# Your goal:
In the material below, the lines containing the word "frac" are required; copy each of them.

# Raw data:
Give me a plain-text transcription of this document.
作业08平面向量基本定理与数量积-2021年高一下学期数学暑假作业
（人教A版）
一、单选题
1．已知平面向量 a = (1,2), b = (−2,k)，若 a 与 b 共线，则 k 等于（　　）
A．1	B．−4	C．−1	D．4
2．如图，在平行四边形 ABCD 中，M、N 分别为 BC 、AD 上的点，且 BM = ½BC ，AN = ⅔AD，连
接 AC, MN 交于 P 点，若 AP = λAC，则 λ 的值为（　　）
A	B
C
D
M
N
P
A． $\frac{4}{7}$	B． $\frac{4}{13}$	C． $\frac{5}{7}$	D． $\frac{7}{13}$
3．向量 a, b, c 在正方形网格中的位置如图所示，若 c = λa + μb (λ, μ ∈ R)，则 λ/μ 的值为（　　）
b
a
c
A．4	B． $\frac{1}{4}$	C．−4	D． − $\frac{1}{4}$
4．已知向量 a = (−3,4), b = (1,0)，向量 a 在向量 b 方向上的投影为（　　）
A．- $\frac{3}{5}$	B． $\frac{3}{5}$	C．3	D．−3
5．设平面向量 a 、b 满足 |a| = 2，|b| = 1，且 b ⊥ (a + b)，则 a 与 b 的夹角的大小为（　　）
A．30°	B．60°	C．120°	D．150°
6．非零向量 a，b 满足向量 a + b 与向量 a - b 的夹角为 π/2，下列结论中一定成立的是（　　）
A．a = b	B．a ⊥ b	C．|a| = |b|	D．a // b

# Complete answer:
A． $\frac{4}{7}$	B． $\frac{4}{13}$	C． $\frac{5}{7}$	D． $\frac{7}{13}$
A．4	B． $\frac{1}{4}$	C．−4	D． − $\frac{1}{4}$
A．- $\frac{3}{5}$	B． $\frac{3}{5}$	C．3	D．−3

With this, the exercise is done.